| PROMPT |
Below is some material; set it all down exactly, apart from the pictures.

| THE RECORDS |
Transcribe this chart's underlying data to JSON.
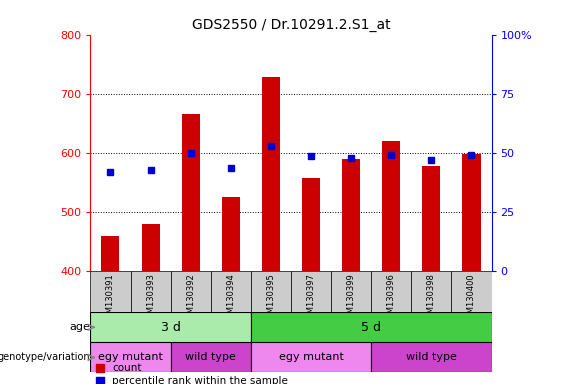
{
  "title": "GDS2550 / Dr.10291.2.S1_at",
  "samples": [
    "GSM130391",
    "GSM130393",
    "GSM130392",
    "GSM130394",
    "GSM130395",
    "GSM130397",
    "GSM130399",
    "GSM130396",
    "GSM130398",
    "GSM130400"
  ],
  "counts": [
    460,
    480,
    665,
    525,
    728,
    558,
    590,
    620,
    578,
    598
  ],
  "percentile_ranks": [
    567,
    572,
    600,
    574,
    612,
    595,
    592,
    597,
    588,
    597
  ],
  "ymin": 400,
  "ymax": 800,
  "yticks": [
    400,
    500,
    600,
    700,
    800
  ],
  "y2min": 0,
  "y2max": 100,
  "y2ticks": [
    0,
    25,
    50,
    75,
    100
  ],
  "y2ticklabels": [
    "0",
    "25",
    "50",
    "75",
    "100%"
  ],
  "bar_color": "#cc0000",
  "dot_color": "#0000cc",
  "age_groups": [
    {
      "label": "3 d",
      "start": 0,
      "end": 4,
      "color": "#aaeaaa"
    },
    {
      "label": "5 d",
      "start": 4,
      "end": 10,
      "color": "#44cc44"
    }
  ],
  "genotype_groups": [
    {
      "label": "egy mutant",
      "start": 0,
      "end": 2,
      "color": "#ee88ee"
    },
    {
      "label": "wild type",
      "start": 2,
      "end": 4,
      "color": "#cc44cc"
    },
    {
      "label": "egy mutant",
      "start": 4,
      "end": 7,
      "color": "#ee88ee"
    },
    {
      "label": "wild type",
      "start": 7,
      "end": 10,
      "color": "#cc44cc"
    }
  ],
  "legend_items": [
    {
      "label": "count",
      "color": "#cc0000"
    },
    {
      "label": "percentile rank within the sample",
      "color": "#0000cc"
    }
  ],
  "bar_width": 0.45,
  "background_color": "#ffffff",
  "sample_bg_color": "#cccccc",
  "title_fontsize": 10
}
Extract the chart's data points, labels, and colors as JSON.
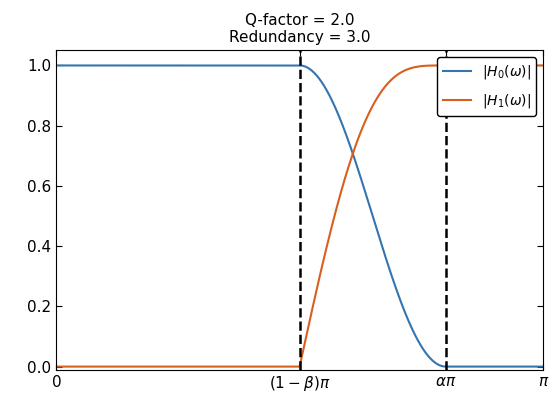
{
  "title_line1": "Q-factor = 2.0",
  "title_line2": "Redundancy = 3.0",
  "Q": 2.0,
  "redundancy": 3.0,
  "legend_labels": [
    "$|H_0(\\omega)|$",
    "$|H_1(\\omega)|$"
  ],
  "line_color_H0": "#3475b0",
  "line_color_H1": "#d95f1e",
  "dashed_color": "black",
  "dashed_style": "--",
  "linewidth": 1.5,
  "dashed_linewidth": 1.8,
  "xlim": [
    0,
    3.14159265358979
  ],
  "ylim": [
    -0.01,
    1.05
  ],
  "xtick_labels": [
    "$0$",
    "$(1-\\beta)\\pi$",
    "$\\alpha\\pi$",
    "$\\pi$"
  ],
  "ytick_vals": [
    0.0,
    0.2,
    0.4,
    0.6,
    0.8,
    1.0
  ],
  "background_color": "#ffffff",
  "legend_fontsize": 10,
  "title_fontsize": 11,
  "beta": 0.5,
  "alpha": 0.8
}
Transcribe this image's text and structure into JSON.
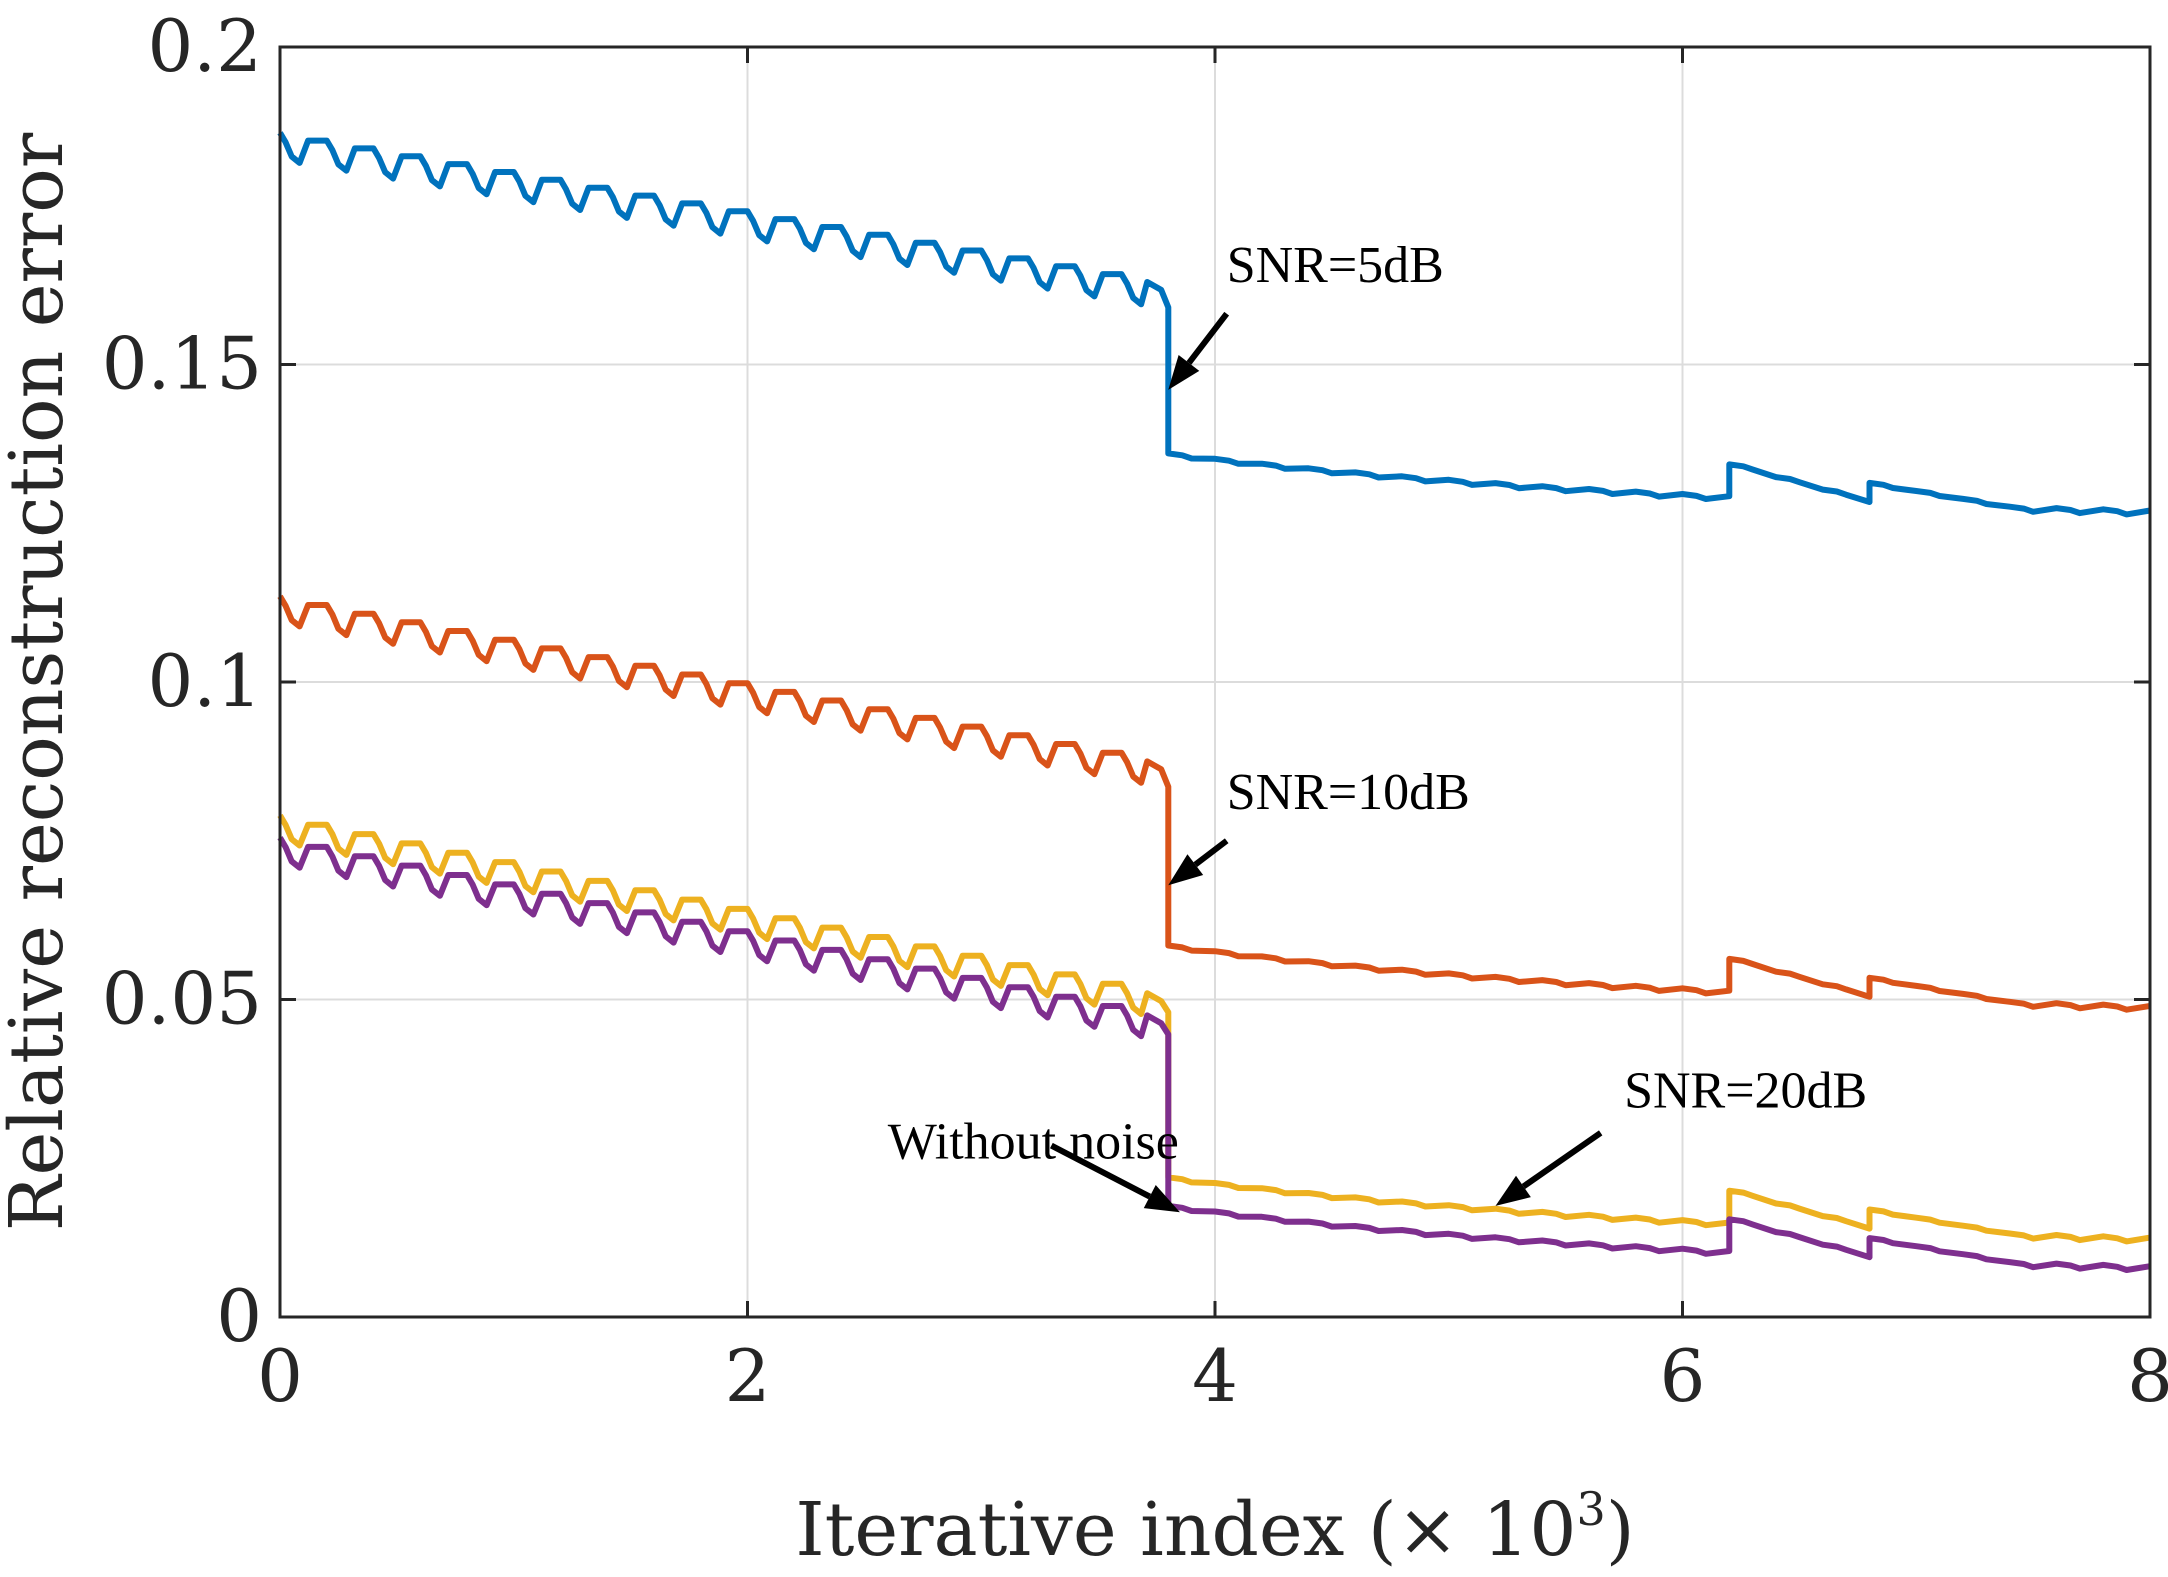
{
  "chart_data": {
    "type": "line",
    "title": "",
    "xlabel": "Iterative index (× 10",
    "xlabel_exponent": "3",
    "xlabel_close": ")",
    "ylabel": "Relative reconstruction error",
    "xlim": [
      0,
      8
    ],
    "ylim": [
      0,
      0.2
    ],
    "xticks": [
      0,
      2,
      4,
      6,
      8
    ],
    "xtick_labels": [
      "0",
      "2",
      "4",
      "6",
      "8"
    ],
    "yticks": [
      0,
      0.05,
      0.1,
      0.15,
      0.2
    ],
    "ytick_labels": [
      "0",
      "0.05",
      "0.1",
      "0.15",
      "0.2"
    ],
    "grid": true,
    "series": [
      {
        "name": "SNR=5dB",
        "color": "#0072BD",
        "start": 0.1865,
        "pre_drop_end": 0.163,
        "drop_top": 0.159,
        "post_drop": 0.136,
        "end": 0.127,
        "restart_jump_1": 0.005,
        "restart_jump_2": 0.003,
        "sawtooth_amplitude": 0.005
      },
      {
        "name": "SNR=10dB",
        "color": "#D95319",
        "start": 0.1135,
        "pre_drop_end": 0.0875,
        "drop_top": 0.0835,
        "post_drop": 0.0585,
        "end": 0.049,
        "restart_jump_1": 0.005,
        "restart_jump_2": 0.003,
        "sawtooth_amplitude": 0.005
      },
      {
        "name": "SNR=20dB",
        "color": "#EDB120",
        "start": 0.079,
        "pre_drop_end": 0.051,
        "drop_top": 0.048,
        "post_drop": 0.022,
        "end": 0.0125,
        "restart_jump_1": 0.005,
        "restart_jump_2": 0.003,
        "sawtooth_amplitude": 0.005
      },
      {
        "name": "Without noise",
        "color": "#7E2F8E",
        "start": 0.0755,
        "pre_drop_end": 0.0475,
        "drop_top": 0.0445,
        "post_drop": 0.0175,
        "end": 0.008,
        "restart_jump_1": 0.005,
        "restart_jump_2": 0.003,
        "sawtooth_amplitude": 0.005
      }
    ],
    "sawtooth_period": 0.2,
    "drop_at": 3.8,
    "restart_1_at": 6.2,
    "restart_2_at": 6.8,
    "annotations": [
      {
        "text": "SNR=5dB",
        "text_x": 4.05,
        "text_y": 0.163,
        "arrow_from": [
          4.05,
          0.158
        ],
        "arrow_to": [
          3.8,
          0.146
        ]
      },
      {
        "text": "SNR=10dB",
        "text_x": 4.05,
        "text_y": 0.08,
        "arrow_from": [
          4.05,
          0.075
        ],
        "arrow_to": [
          3.8,
          0.068
        ]
      },
      {
        "text": "SNR=20dB",
        "text_x": 5.75,
        "text_y": 0.033,
        "arrow_from": [
          5.65,
          0.029
        ],
        "arrow_to": [
          5.2,
          0.0175
        ]
      },
      {
        "text": "Without noise",
        "text_x": 2.6,
        "text_y": 0.025,
        "arrow_from": [
          3.3,
          0.027
        ],
        "arrow_to": [
          3.85,
          0.0165
        ]
      }
    ]
  }
}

| WORKED SOLUTION |
Transcribe this chart's underlying data to JSON.
{
  "title": "GDS2550 / Dr.10291.2.S1_at",
  "samples": [
    "GSM130391",
    "GSM130393",
    "GSM130392",
    "GSM130394",
    "GSM130395",
    "GSM130397",
    "GSM130399",
    "GSM130396",
    "GSM130398",
    "GSM130400"
  ],
  "counts": [
    460,
    480,
    665,
    525,
    728,
    558,
    590,
    620,
    578,
    598
  ],
  "percentile_ranks": [
    567,
    572,
    600,
    574,
    612,
    595,
    592,
    597,
    588,
    597
  ],
  "ymin": 400,
  "ymax": 800,
  "yticks": [
    400,
    500,
    600,
    700,
    800
  ],
  "y2min": 0,
  "y2max": 100,
  "y2ticks": [
    0,
    25,
    50,
    75,
    100
  ],
  "y2ticklabels": [
    "0",
    "25",
    "50",
    "75",
    "100%"
  ],
  "bar_color": "#cc0000",
  "dot_color": "#0000cc",
  "age_groups": [
    {
      "label": "3 d",
      "start": 0,
      "end": 4,
      "color": "#aaeaaa"
    },
    {
      "label": "5 d",
      "start": 4,
      "end": 10,
      "color": "#44cc44"
    }
  ],
  "genotype_groups": [
    {
      "label": "egy mutant",
      "start": 0,
      "end": 2,
      "color": "#ee88ee"
    },
    {
      "label": "wild type",
      "start": 2,
      "end": 4,
      "color": "#cc44cc"
    },
    {
      "label": "egy mutant",
      "start": 4,
      "end": 7,
      "color": "#ee88ee"
    },
    {
      "label": "wild type",
      "start": 7,
      "end": 10,
      "color": "#cc44cc"
    }
  ],
  "legend_items": [
    {
      "label": "count",
      "color": "#cc0000"
    },
    {
      "label": "percentile rank within the sample",
      "color": "#0000cc"
    }
  ],
  "bar_width": 0.45,
  "background_color": "#ffffff",
  "sample_bg_color": "#cccccc",
  "title_fontsize": 10
}
Extract the chart's data points, labels, and colors as JSON.
{
  "title_line1": "Q-factor = 2.0",
  "title_line2": "Redundancy = 3.0",
  "Q": 2.0,
  "redundancy": 3.0,
  "legend_labels": [
    "$|H_0(\\omega)|$",
    "$|H_1(\\omega)|$"
  ],
  "line_color_H0": "#3475b0",
  "line_color_H1": "#d95f1e",
  "dashed_color": "black",
  "dashed_style": "--",
  "linewidth": 1.5,
  "dashed_linewidth": 1.8,
  "xlim": [
    0,
    3.14159265358979
  ],
  "ylim": [
    -0.01,
    1.05
  ],
  "xtick_labels": [
    "$0$",
    "$(1-\\beta)\\pi$",
    "$\\alpha\\pi$",
    "$\\pi$"
  ],
  "ytick_vals": [
    0.0,
    0.2,
    0.4,
    0.6,
    0.8,
    1.0
  ],
  "background_color": "#ffffff",
  "legend_fontsize": 10,
  "title_fontsize": 11,
  "beta": 0.5,
  "alpha": 0.8
}
Transcribe this image's text and structure into JSON.
{
  "chart_data": {
    "type": "line",
    "title": "",
    "xlabel": "Iterative index (× 10",
    "xlabel_exponent": "3",
    "xlabel_close": ")",
    "ylabel": "Relative reconstruction error",
    "xlim": [
      0,
      8
    ],
    "ylim": [
      0,
      0.2
    ],
    "xticks": [
      0,
      2,
      4,
      6,
      8
    ],
    "xtick_labels": [
      "0",
      "2",
      "4",
      "6",
      "8"
    ],
    "yticks": [
      0,
      0.05,
      0.1,
      0.15,
      0.2
    ],
    "ytick_labels": [
      "0",
      "0.05",
      "0.1",
      "0.15",
      "0.2"
    ],
    "grid": true,
    "series": [
      {
        "name": "SNR=5dB",
        "color": "#0072BD",
        "start": 0.1865,
        "pre_drop_end": 0.163,
        "drop_top": 0.159,
        "post_drop": 0.136,
        "end": 0.127,
        "restart_jump_1": 0.005,
        "restart_jump_2": 0.003,
        "sawtooth_amplitude": 0.005
      },
      {
        "name": "SNR=10dB",
        "color": "#D95319",
        "start": 0.1135,
        "pre_drop_end": 0.0875,
        "drop_top": 0.0835,
        "post_drop": 0.0585,
        "end": 0.049,
        "restart_jump_1": 0.005,
        "restart_jump_2": 0.003,
        "sawtooth_amplitude": 0.005
      },
      {
        "name": "SNR=20dB",
        "color": "#EDB120",
        "start": 0.079,
        "pre_drop_end": 0.051,
        "drop_top": 0.048,
        "post_drop": 0.022,
        "end": 0.0125,
        "restart_jump_1": 0.005,
        "restart_jump_2": 0.003,
        "sawtooth_amplitude": 0.005
      },
      {
        "name": "Without noise",
        "color": "#7E2F8E",
        "start": 0.0755,
        "pre_drop_end": 0.0475,
        "drop_top": 0.0445,
        "post_drop": 0.0175,
        "end": 0.008,
        "restart_jump_1": 0.005,
        "restart_jump_2": 0.003,
        "sawtooth_amplitude": 0.005
      }
    ],
    "sawtooth_period": 0.2,
    "drop_at": 3.8,
    "restart_1_at": 6.2,
    "restart_2_at": 6.8,
    "annotations": [
      {
        "text": "SNR=5dB",
        "text_x": 4.05,
        "text_y": 0.163,
        "arrow_from": [
          4.05,
          0.158
        ],
        "arrow_to": [
          3.8,
          0.146
        ]
      },
      {
        "text": "SNR=10dB",
        "text_x": 4.05,
        "text_y": 0.08,
        "arrow_from": [
          4.05,
          0.075
        ],
        "arrow_to": [
          3.8,
          0.068
        ]
      },
      {
        "text": "SNR=20dB",
        "text_x": 5.75,
        "text_y": 0.033,
        "arrow_from": [
          5.65,
          0.029
        ],
        "arrow_to": [
          5.2,
          0.0175
        ]
      },
      {
        "text": "Without noise",
        "text_x": 2.6,
        "text_y": 0.025,
        "arrow_from": [
          3.3,
          0.027
        ],
        "arrow_to": [
          3.85,
          0.0165
        ]
      }
    ]
  }
}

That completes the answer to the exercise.